**WRITTEN TASK**:
From the Jain Yatra text, extract word for word the stretch from "It is a beautiful" through "rebirth through Jainism.".

**TEXT SHOWN**:
Jain Yatra


It is a beautiful and Introductory trip of Jain Tours. We have 2 category of Packages for Jain Tours.

Deluxe Category :- In Deluxe Category, We are using Deluxe Hotels Camps. Advance booking is Must.

Budget Category :- In Budget Category, We are using the Budget class Hotels Lodges Guest Houses. Advance booking is Must.

The innumerable Jain Shrines in India spread the message of peace, non violence, love and enlightenment associated with the lives and activities of the Jain Tirthankars (Jain religious preachers). the teachings of the great Tirthankars- the liberated souls who, through hard penance, freed themselves from the cycle of birth and rebirth. And, offered to humanity the recourse to salvation, freedom from the ocean of Phenomenal Existence and liberation from the Cycle of rebirth through Jainism.

**DATASET CONTENT**:
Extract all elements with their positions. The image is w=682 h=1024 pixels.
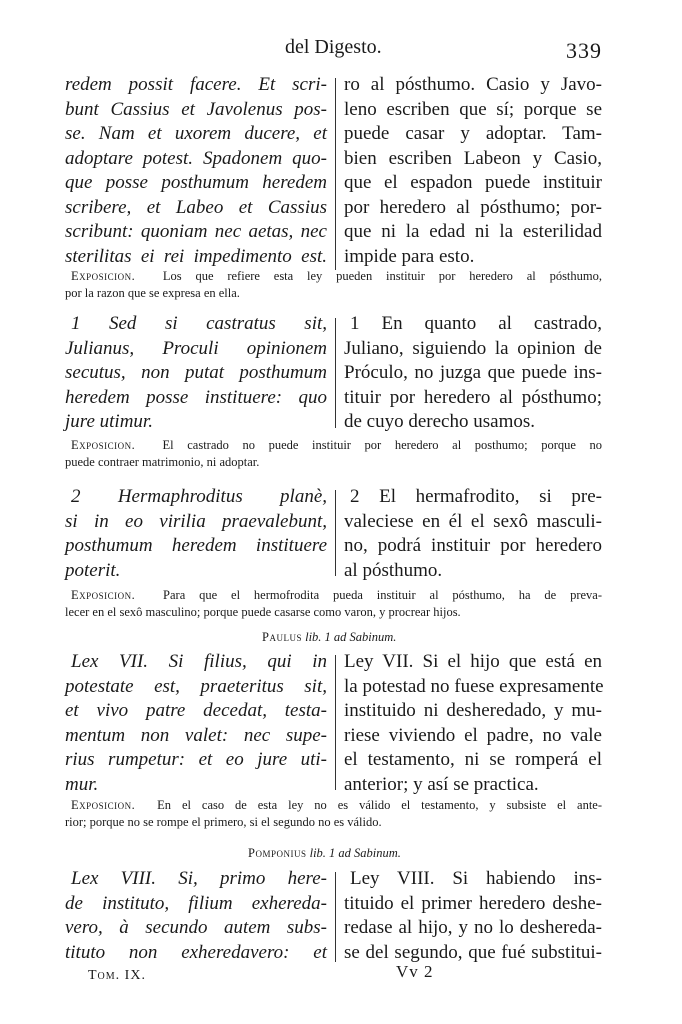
exposicion-line: puede contraer matrimonio, ni adoptar. xyxy=(65,455,260,469)
volume-mark: Tom. IX. xyxy=(88,968,146,983)
spanish-line: anterior; y así se practica. xyxy=(344,773,539,795)
latin-text-block xyxy=(65,73,327,269)
source-author: Pomponius xyxy=(248,846,307,860)
exposicion-note xyxy=(65,268,602,302)
latin-line: poterit. xyxy=(65,559,121,581)
spanish-line: tituir por heredero al pósthumo; xyxy=(344,386,602,408)
latin-line: scribunt: quoniam nec aetas, nec xyxy=(65,221,327,242)
latin-line: se. Nam et uxorem ducere, et xyxy=(65,123,327,144)
latin-line: posthumum heredem instituere xyxy=(65,535,327,556)
latin-line: mur. xyxy=(65,773,99,795)
exposicion-line: lecer en el sexô masculino; porque puede casarse como varon, y procrear hijos. xyxy=(65,605,461,619)
spanish-text-block xyxy=(344,312,602,435)
spanish-line: ro al pósthumo. Casio y Javo- xyxy=(344,74,602,95)
spanish-line: no, podrá instituir por heredero xyxy=(344,535,602,556)
exposicion-line: rior; porque no se rompe el primero, si el segundo no es válido. xyxy=(65,815,382,829)
latin-line: de instituto, filium exhereda- xyxy=(65,892,327,914)
latin-line: heredem posse instituere: quo xyxy=(65,386,327,408)
exposicion-note xyxy=(65,437,602,471)
spanish-line: instituido ni desheredado, y mu- xyxy=(344,700,602,721)
spanish-line: Juliano, siguiendo la opinion de xyxy=(344,337,602,359)
spanish-line: impide para esto. xyxy=(344,245,475,267)
latin-line: potestate est, praeteritus sit, xyxy=(65,675,327,697)
latin-line: Lex VII. Si filius, qui in xyxy=(71,651,327,672)
exposicion-note xyxy=(65,587,602,621)
latin-line: Julianus, Proculi opinionem xyxy=(65,337,327,359)
exposicion-label: Exposicion. xyxy=(71,269,136,283)
spanish-line: tituido el primer heredero deshe- xyxy=(344,892,602,914)
latin-text-block xyxy=(65,485,327,583)
exposicion-line: por la razon que se expresa en ella. xyxy=(65,286,240,300)
latin-line: 2 Hermaphroditus planè, xyxy=(71,486,327,507)
spanish-line: redase al hijo, y no lo deshereda- xyxy=(344,917,602,938)
spanish-line: al pósthumo. xyxy=(344,559,443,581)
latin-line: 1 Sed si castratus sit, xyxy=(71,313,327,334)
latin-line: bunt Cassius et Javolenus pos- xyxy=(65,98,327,120)
spanish-line: bien escriben Labeon y Casio, xyxy=(344,147,602,169)
spanish-line: Ley VII. Si el hijo que está en xyxy=(344,651,602,672)
page-number: 339 xyxy=(566,38,602,63)
latin-line: rius rumpetur: et eo jure uti- xyxy=(65,749,327,770)
spanish-text-block xyxy=(344,867,602,965)
spanish-text-block xyxy=(344,485,602,583)
running-header: del Digesto. xyxy=(285,36,382,58)
exposicion-line: Exposicion. En el caso de esta ley no es válido el testamento, y subsiste el ante- xyxy=(71,798,603,812)
source-reference: lib. 1 ad Sabinum. xyxy=(309,846,401,860)
latin-line: secutus, non putat posthumum xyxy=(65,362,327,383)
spanish-line: valeciese en él el sexô masculi- xyxy=(344,510,602,532)
spanish-line: leno escriben que sí; porque se xyxy=(344,98,602,120)
spanish-line: Ley VIII. Si habiendo ins- xyxy=(350,868,602,889)
spanish-line: la potestad no fuese expresamente xyxy=(344,675,604,697)
latin-line: vero, à secundo autem subs- xyxy=(65,917,327,938)
latin-line: que posse posthumum heredem xyxy=(65,172,327,193)
spanish-line: riese viviendo el padre, no vale xyxy=(344,724,602,746)
latin-text-block xyxy=(65,867,327,965)
spanish-line: que el espadon puede instituir xyxy=(344,172,602,193)
spanish-line: el testamento, ni se romperá el xyxy=(344,749,602,770)
latin-line: et vivo patre decedat, testa- xyxy=(65,700,327,721)
spanish-text-block xyxy=(344,650,602,797)
exposicion-label: Exposicion. xyxy=(71,798,136,812)
column-divider xyxy=(335,318,336,428)
spanish-line: de cuyo derecho usamos. xyxy=(344,411,535,432)
column-divider xyxy=(335,655,336,790)
exposicion-label: Exposicion. xyxy=(71,588,136,602)
exposicion-note xyxy=(65,797,602,831)
spanish-line: que ni la edad ni la esterilidad xyxy=(344,221,602,242)
spanish-line: 2 El hermafrodito, si pre- xyxy=(350,486,602,507)
exposicion-label: Exposicion. xyxy=(71,438,136,452)
latin-line: tituto non exheredavero: et xyxy=(65,941,327,963)
column-divider xyxy=(335,490,336,576)
latin-line: Lex VIII. Si, primo here- xyxy=(71,868,327,889)
source-author: Paulus xyxy=(262,630,302,644)
latin-line: sterilitas ei rei impedimento est. xyxy=(65,245,327,267)
latin-line: scribere, et Labeo et Cassius xyxy=(65,196,327,218)
latin-line: si in eo virilia praevalebunt, xyxy=(65,510,327,532)
spanish-line: por heredero al pósthumo; por- xyxy=(344,196,602,218)
spanish-line: Próculo, no juzga que puede ins- xyxy=(344,362,602,383)
column-divider xyxy=(335,872,336,962)
column-divider xyxy=(335,78,336,270)
spanish-text-block xyxy=(344,73,602,269)
source-citation xyxy=(248,846,401,861)
exposicion-line: Exposicion. Los que refiere esta ley pueden instituir por heredero al pósthumo, xyxy=(71,269,603,283)
latin-line: adoptare potest. Spadonem quo- xyxy=(65,147,327,169)
source-reference: lib. 1 ad Sabinum. xyxy=(305,630,397,644)
exposicion-line: Exposicion. El castrado no puede instituir por heredero al posthumo; porque no xyxy=(71,438,603,452)
signature-mark: Vv 2 xyxy=(396,962,434,981)
latin-line: jure utimur. xyxy=(65,411,153,432)
source-citation xyxy=(262,630,396,645)
exposicion-line: Exposicion. Para que el hermofrodita pueda instituir al pósthumo, ha de preva- xyxy=(71,588,602,602)
latin-line: mentum non valet: nec supe- xyxy=(65,724,327,746)
spanish-line: 1 En quanto al castrado, xyxy=(350,313,602,334)
spanish-line: se del segundo, que fué substitui- xyxy=(344,941,602,963)
latin-text-block xyxy=(65,650,327,797)
spanish-line: puede casar y adoptar. Tam- xyxy=(344,123,602,144)
latin-line: redem possit facere. Et scri- xyxy=(65,74,327,95)
latin-text-block xyxy=(65,312,327,435)
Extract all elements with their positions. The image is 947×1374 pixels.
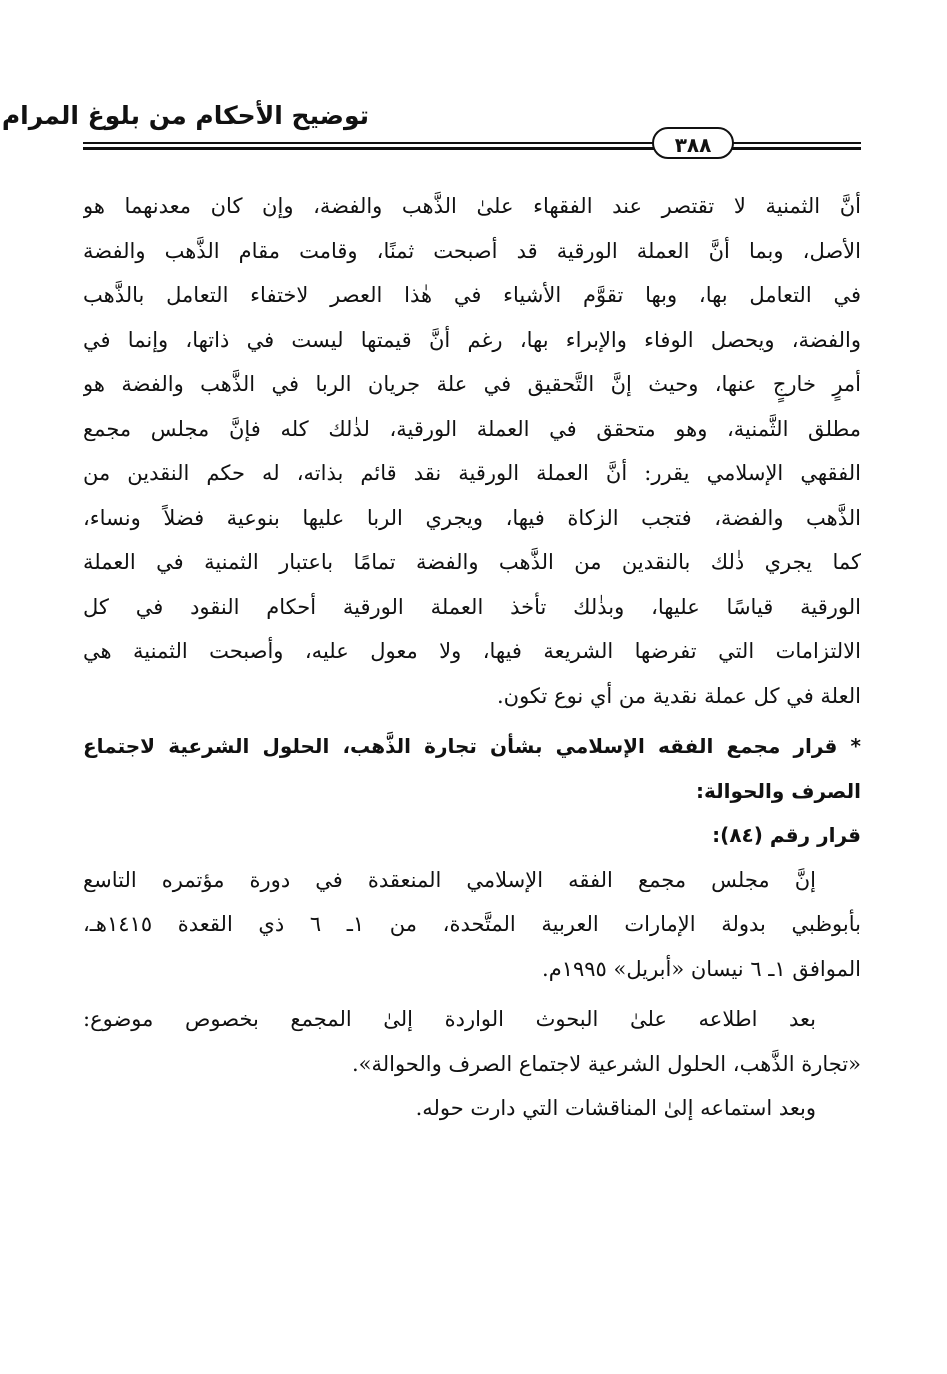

**EXERCISE SOLUTION**:
It is a beautiful and Introductory trip of Jain Tours. We have 2 category of Packages for Jain Tours.

Deluxe Category :- In Deluxe Category, We are using Deluxe Hotels Camps. Advance booking is Must.

Budget Category :- In Budget Category, We are using the Budget class Hotels Lodges Guest Houses. Advance booking is Must.

The innumerable Jain Shrines in India spread the message of peace, non violence, love and enlightenment associated with the lives and activities of the Jain Tirthankars (Jain religious preachers). the teachings of the great Tirthankars- the liberated souls who, through hard penance, freed themselves from the cycle of birth and rebirth. And, offered to humanity the recourse to salvation, freedom from the ocean of Phenomenal Existence and liberation from the Cycle of rebirth through Jainism.